### YOUR INSTRUCTIONS:
Without the pictures, return each record as it appears.

(Excerpts from a figure dataset)
________________
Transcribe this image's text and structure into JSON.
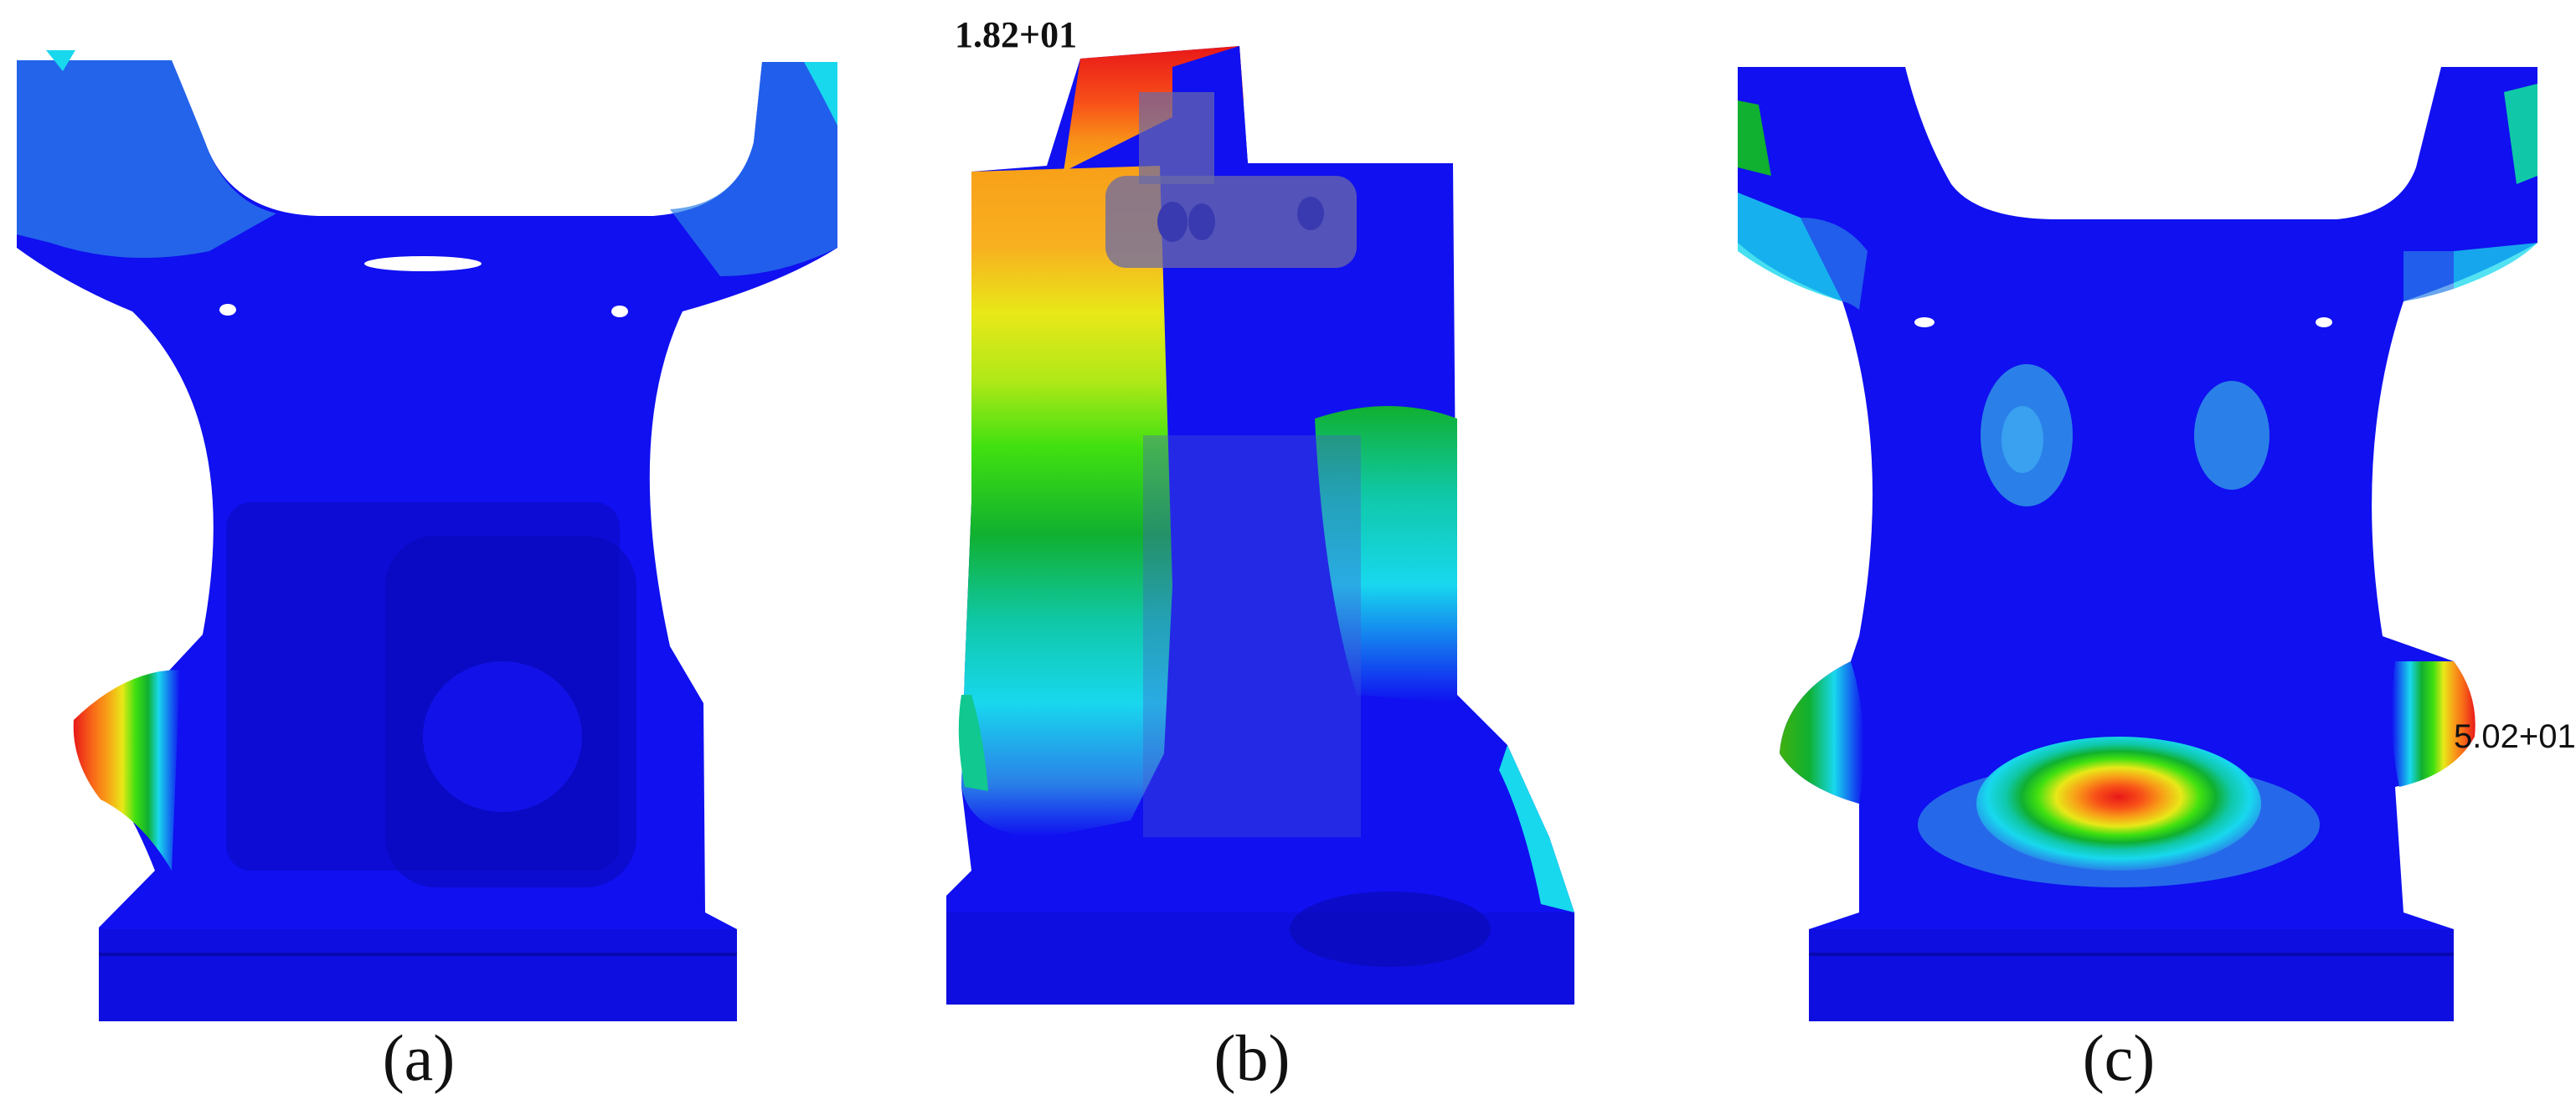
{
  "figure": {
    "panels": [
      {
        "id": "a",
        "caption": "(a)"
      },
      {
        "id": "b",
        "caption": "(b)",
        "max_label": "1.82+01"
      },
      {
        "id": "c",
        "caption": "(c)",
        "max_label": "5.02+01"
      }
    ],
    "colors": {
      "base_blue": "#1010f0",
      "dark_blue": "#0c0cd0",
      "light_blue": "#2a80e8",
      "cyan": "#18d8ee",
      "aqua": "#10c8a8",
      "green": "#10b030",
      "bright_green": "#40e010",
      "yellow": "#e8e818",
      "orange": "#f8a018",
      "dark_orange": "#f86818",
      "red": "#e81818"
    }
  }
}
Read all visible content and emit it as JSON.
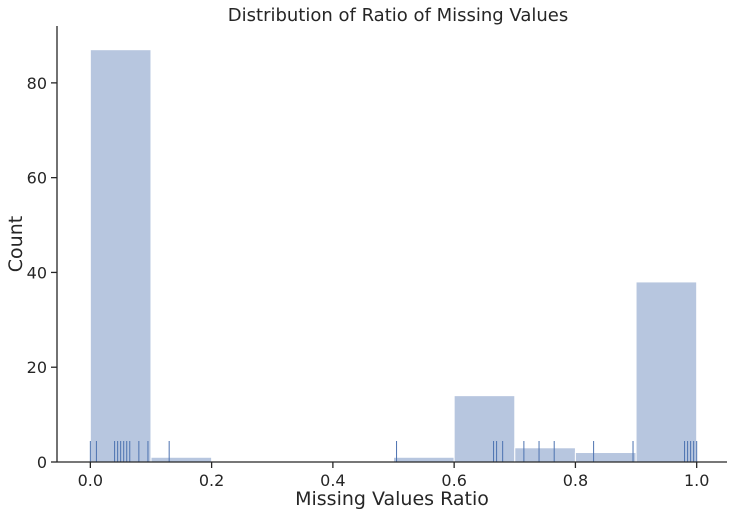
{
  "chart_data": {
    "type": "bar",
    "title": "Distribution of Ratio of Missing Values",
    "xlabel": "Missing Values Ratio",
    "ylabel": "Count",
    "xlim": [
      -0.055,
      1.05
    ],
    "ylim": [
      0,
      92
    ],
    "xticks": [
      0.0,
      0.2,
      0.4,
      0.6,
      0.8,
      1.0
    ],
    "xtick_labels": [
      "0.0",
      "0.2",
      "0.4",
      "0.6",
      "0.8",
      "1.0"
    ],
    "yticks": [
      0,
      20,
      40,
      60,
      80
    ],
    "ytick_labels": [
      "0",
      "20",
      "40",
      "60",
      "80"
    ],
    "bins": [
      {
        "x0": 0.0,
        "x1": 0.1,
        "count": 87
      },
      {
        "x0": 0.1,
        "x1": 0.2,
        "count": 1
      },
      {
        "x0": 0.2,
        "x1": 0.3,
        "count": 0
      },
      {
        "x0": 0.3,
        "x1": 0.4,
        "count": 0
      },
      {
        "x0": 0.4,
        "x1": 0.5,
        "count": 0
      },
      {
        "x0": 0.5,
        "x1": 0.6,
        "count": 1
      },
      {
        "x0": 0.6,
        "x1": 0.7,
        "count": 14
      },
      {
        "x0": 0.7,
        "x1": 0.8,
        "count": 3
      },
      {
        "x0": 0.8,
        "x1": 0.9,
        "count": 2
      },
      {
        "x0": 0.9,
        "x1": 1.0,
        "count": 38
      }
    ],
    "rug": [
      0.0,
      0.01,
      0.04,
      0.045,
      0.05,
      0.055,
      0.06,
      0.065,
      0.08,
      0.095,
      0.13,
      0.505,
      0.665,
      0.67,
      0.68,
      0.715,
      0.74,
      0.765,
      0.83,
      0.895,
      0.98,
      0.985,
      0.99,
      0.995,
      1.0
    ],
    "grid": false,
    "colors": {
      "bar": "#b7c6df",
      "rug": "#4c72b0"
    }
  }
}
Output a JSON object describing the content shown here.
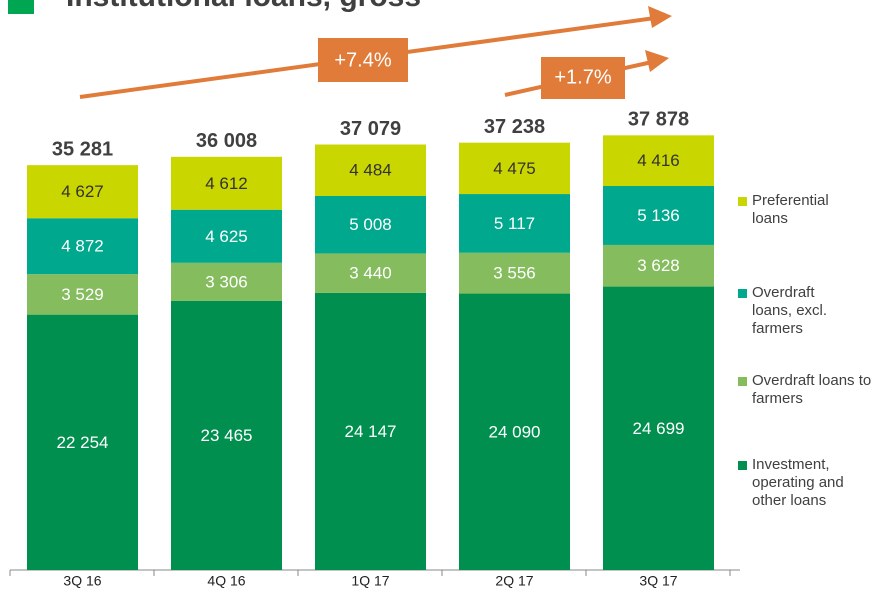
{
  "chart_data": {
    "type": "stacked_bar",
    "title": "Institutional loans, gross",
    "categories": [
      "3Q 16",
      "4Q 16",
      "1Q 17",
      "2Q 17",
      "3Q 17"
    ],
    "series": [
      {
        "name": "Investment, operating and other loans",
        "color": "#008f4f",
        "values": [
          22254,
          23465,
          24147,
          24090,
          24699
        ],
        "value_labels": [
          "22 254",
          "23 465",
          "24 147",
          "24 090",
          "24 699"
        ]
      },
      {
        "name": "Overdraft loans to farmers",
        "color": "#84bc5e",
        "values": [
          3529,
          3306,
          3440,
          3556,
          3628
        ],
        "value_labels": [
          "3 529",
          "3 306",
          "3 440",
          "3 556",
          "3 628"
        ]
      },
      {
        "name": "Overdraft loans, excl. farmers",
        "color": "#00a88e",
        "values": [
          4872,
          4625,
          5008,
          5117,
          5136
        ],
        "value_labels": [
          "4 872",
          "4 625",
          "5 008",
          "5 117",
          "5 136"
        ]
      },
      {
        "name": "Preferential loans",
        "color": "#c9d600",
        "values": [
          4627,
          4612,
          4484,
          4475,
          4416
        ],
        "value_labels": [
          "4 627",
          "4 612",
          "4 484",
          "4 475",
          "4 416"
        ]
      }
    ],
    "totals": [
      35281,
      36008,
      37079,
      37238,
      37878
    ],
    "total_labels": [
      "35 281",
      "36 008",
      "37 079",
      "37 238",
      "37 878"
    ],
    "annotations": [
      "+7.4%",
      "+1.7%"
    ],
    "ylim": [
      0,
      40000
    ]
  }
}
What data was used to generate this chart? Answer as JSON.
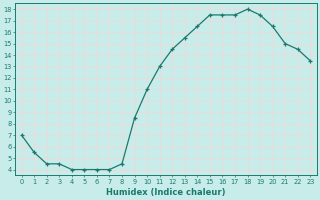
{
  "x": [
    0,
    1,
    2,
    3,
    4,
    5,
    6,
    7,
    8,
    9,
    10,
    11,
    12,
    13,
    14,
    15,
    16,
    17,
    18,
    19,
    20,
    21,
    22,
    23
  ],
  "y": [
    7.0,
    5.5,
    4.5,
    4.5,
    4.0,
    4.0,
    4.0,
    4.0,
    4.5,
    8.5,
    11.0,
    13.0,
    14.5,
    15.5,
    16.5,
    17.5,
    17.5,
    17.5,
    18.0,
    17.5,
    16.5,
    15.0,
    14.5,
    13.5
  ],
  "xlabel": "Humidex (Indice chaleur)",
  "ylim_min": 3.5,
  "ylim_max": 18.5,
  "xlim_min": -0.5,
  "xlim_max": 23.5,
  "yticks": [
    4,
    5,
    6,
    7,
    8,
    9,
    10,
    11,
    12,
    13,
    14,
    15,
    16,
    17,
    18
  ],
  "xticks": [
    0,
    1,
    2,
    3,
    4,
    5,
    6,
    7,
    8,
    9,
    10,
    11,
    12,
    13,
    14,
    15,
    16,
    17,
    18,
    19,
    20,
    21,
    22,
    23
  ],
  "line_color": "#1a7a6e",
  "marker": "+",
  "markersize": 3.5,
  "linewidth": 0.9,
  "bg_color": "#c8ecea",
  "grid_color": "#f0d8d8",
  "tick_color": "#1a7a6e",
  "label_fontsize": 5.5,
  "tick_fontsize": 4.8,
  "xlabel_fontsize": 6.0
}
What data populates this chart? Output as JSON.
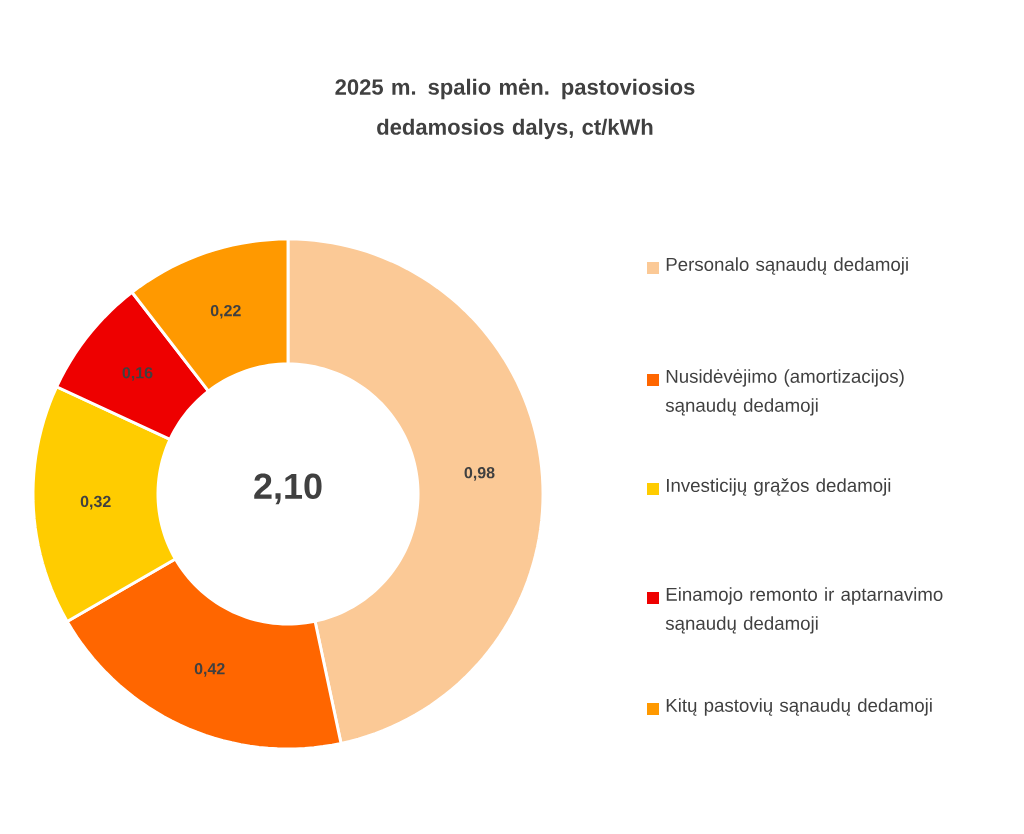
{
  "chart_data": {
    "type": "donut",
    "title": "2025 m.  spalio mėn.  pastoviosios dedamosios dalys, ct/kWh",
    "categories": [
      "Personalo sąnaudų dedamoji",
      "Nusidėvėjimo (amortizacijos) sąnaudų dedamoji",
      "Investicijų grąžos dedamoji",
      "Einamojo remonto ir aptarnavimo sąnaudų dedamoji",
      "Kitų pastovių sąnaudų dedamoji"
    ],
    "values": [
      0.98,
      0.42,
      0.32,
      0.16,
      0.22
    ],
    "colors": [
      "#fbc996",
      "#ff6600",
      "#ffcc00",
      "#ee0000",
      "#ff9900"
    ],
    "value_labels": [
      "0,98",
      "0,42",
      "0,32",
      "0,16",
      "0,22"
    ],
    "annotations": [
      "2,10"
    ],
    "legend": "right"
  }
}
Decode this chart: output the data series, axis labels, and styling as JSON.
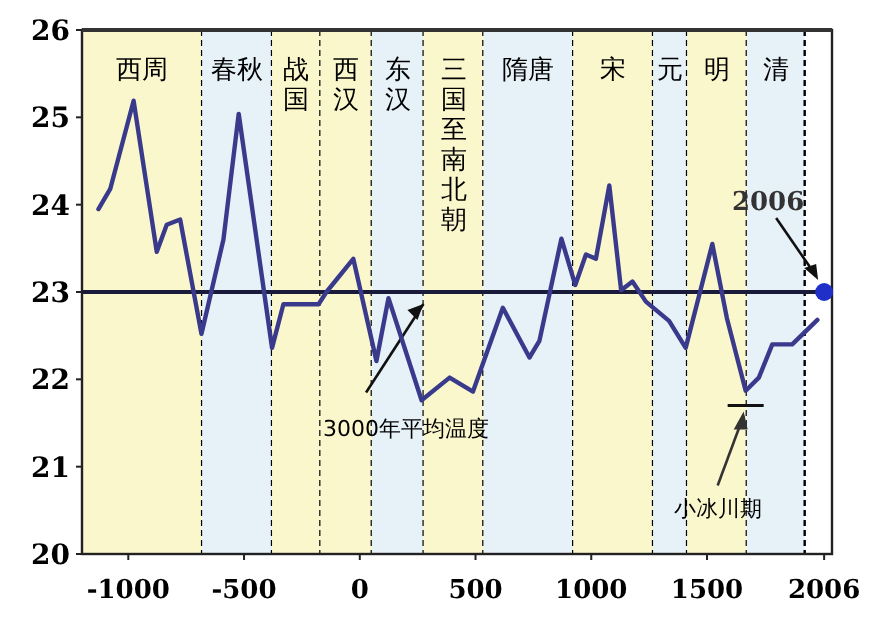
________________
### SOLUTION FOR THIS PROBLEM:
Transcribe this image's text and structure into JSON.
{
  "figure": {
    "panels": [
      {
        "id": "a",
        "caption": "(a)"
      },
      {
        "id": "b",
        "caption": "(b)",
        "max_label": "1.82+01"
      },
      {
        "id": "c",
        "caption": "(c)",
        "max_label": "5.02+01"
      }
    ],
    "colors": {
      "base_blue": "#1010f0",
      "dark_blue": "#0c0cd0",
      "light_blue": "#2a80e8",
      "cyan": "#18d8ee",
      "aqua": "#10c8a8",
      "green": "#10b030",
      "bright_green": "#40e010",
      "yellow": "#e8e818",
      "orange": "#f8a018",
      "dark_orange": "#f86818",
      "red": "#e81818"
    }
  }
}
Read all visible content and emit it as JSON.
{
  "chart_data": {
    "type": "bar",
    "title": "Distribution of Ratio of Missing Values",
    "xlabel": "Missing Values Ratio",
    "ylabel": "Count",
    "xlim": [
      -0.055,
      1.05
    ],
    "ylim": [
      0,
      92
    ],
    "xticks": [
      0.0,
      0.2,
      0.4,
      0.6,
      0.8,
      1.0
    ],
    "xtick_labels": [
      "0.0",
      "0.2",
      "0.4",
      "0.6",
      "0.8",
      "1.0"
    ],
    "yticks": [
      0,
      20,
      40,
      60,
      80
    ],
    "ytick_labels": [
      "0",
      "20",
      "40",
      "60",
      "80"
    ],
    "bins": [
      {
        "x0": 0.0,
        "x1": 0.1,
        "count": 87
      },
      {
        "x0": 0.1,
        "x1": 0.2,
        "count": 1
      },
      {
        "x0": 0.2,
        "x1": 0.3,
        "count": 0
      },
      {
        "x0": 0.3,
        "x1": 0.4,
        "count": 0
      },
      {
        "x0": 0.4,
        "x1": 0.5,
        "count": 0
      },
      {
        "x0": 0.5,
        "x1": 0.6,
        "count": 1
      },
      {
        "x0": 0.6,
        "x1": 0.7,
        "count": 14
      },
      {
        "x0": 0.7,
        "x1": 0.8,
        "count": 3
      },
      {
        "x0": 0.8,
        "x1": 0.9,
        "count": 2
      },
      {
        "x0": 0.9,
        "x1": 1.0,
        "count": 38
      }
    ],
    "rug": [
      0.0,
      0.01,
      0.04,
      0.045,
      0.05,
      0.055,
      0.06,
      0.065,
      0.08,
      0.095,
      0.13,
      0.505,
      0.665,
      0.67,
      0.68,
      0.715,
      0.74,
      0.765,
      0.83,
      0.895,
      0.98,
      0.985,
      0.99,
      0.995,
      1.0
    ],
    "grid": false,
    "colors": {
      "bar": "#b7c6df",
      "rug": "#4c72b0"
    }
  }
}
Output a JSON object describing the content shown here.
{
  "chart_data": {
    "type": "stacked_bar",
    "title": "Institutional loans, gross",
    "categories": [
      "3Q 16",
      "4Q 16",
      "1Q 17",
      "2Q 17",
      "3Q 17"
    ],
    "series": [
      {
        "name": "Investment, operating and other loans",
        "color": "#008f4f",
        "values": [
          22254,
          23465,
          24147,
          24090,
          24699
        ],
        "value_labels": [
          "22 254",
          "23 465",
          "24 147",
          "24 090",
          "24 699"
        ]
      },
      {
        "name": "Overdraft loans to farmers",
        "color": "#84bc5e",
        "values": [
          3529,
          3306,
          3440,
          3556,
          3628
        ],
        "value_labels": [
          "3 529",
          "3 306",
          "3 440",
          "3 556",
          "3 628"
        ]
      },
      {
        "name": "Overdraft loans, excl. farmers",
        "color": "#00a88e",
        "values": [
          4872,
          4625,
          5008,
          5117,
          5136
        ],
        "value_labels": [
          "4 872",
          "4 625",
          "5 008",
          "5 117",
          "5 136"
        ]
      },
      {
        "name": "Preferential loans",
        "color": "#c9d600",
        "values": [
          4627,
          4612,
          4484,
          4475,
          4416
        ],
        "value_labels": [
          "4 627",
          "4 612",
          "4 484",
          "4 475",
          "4 416"
        ]
      }
    ],
    "totals": [
      35281,
      36008,
      37079,
      37238,
      37878
    ],
    "total_labels": [
      "35 281",
      "36 008",
      "37 079",
      "37 238",
      "37 878"
    ],
    "annotations": [
      "+7.4%",
      "+1.7%"
    ],
    "ylim": [
      0,
      40000
    ]
  }
}
What data was used to generate this chart? Answer as JSON.
{
  "x": [
    0,
    1,
    2,
    3,
    4,
    5,
    6,
    7,
    8,
    9,
    10,
    11,
    12,
    13,
    14,
    15,
    16,
    17,
    18,
    19,
    20,
    21,
    22,
    23
  ],
  "y": [
    7.0,
    5.5,
    4.5,
    4.5,
    4.0,
    4.0,
    4.0,
    4.0,
    4.5,
    8.5,
    11.0,
    13.0,
    14.5,
    15.5,
    16.5,
    17.5,
    17.5,
    17.5,
    18.0,
    17.5,
    16.5,
    15.0,
    14.5,
    13.5
  ],
  "xlabel": "Humidex (Indice chaleur)",
  "ylim_min": 3.5,
  "ylim_max": 18.5,
  "xlim_min": -0.5,
  "xlim_max": 23.5,
  "yticks": [
    4,
    5,
    6,
    7,
    8,
    9,
    10,
    11,
    12,
    13,
    14,
    15,
    16,
    17,
    18
  ],
  "xticks": [
    0,
    1,
    2,
    3,
    4,
    5,
    6,
    7,
    8,
    9,
    10,
    11,
    12,
    13,
    14,
    15,
    16,
    17,
    18,
    19,
    20,
    21,
    22,
    23
  ],
  "line_color": "#1a7a6e",
  "marker": "+",
  "markersize": 3.5,
  "linewidth": 0.9,
  "bg_color": "#c8ecea",
  "grid_color": "#f0d8d8",
  "tick_color": "#1a7a6e",
  "label_fontsize": 5.5,
  "tick_fontsize": 4.8,
  "xlabel_fontsize": 6.0
}
What data populates this chart? Output as JSON.
{
  "chart_data": {
    "type": "donut",
    "title": "2025 m.  spalio mėn.  pastoviosios dedamosios dalys, ct/kWh",
    "categories": [
      "Personalo sąnaudų dedamoji",
      "Nusidėvėjimo (amortizacijos) sąnaudų dedamoji",
      "Investicijų grąžos dedamoji",
      "Einamojo remonto ir aptarnavimo sąnaudų dedamoji",
      "Kitų pastovių sąnaudų dedamoji"
    ],
    "values": [
      0.98,
      0.42,
      0.32,
      0.16,
      0.22
    ],
    "colors": [
      "#fbc996",
      "#ff6600",
      "#ffcc00",
      "#ee0000",
      "#ff9900"
    ],
    "value_labels": [
      "0,98",
      "0,42",
      "0,32",
      "0,16",
      "0,22"
    ],
    "annotations": [
      "2,10"
    ],
    "legend": "right"
  }
}
Decode this chart: output the data series, axis labels, and styling as JSON.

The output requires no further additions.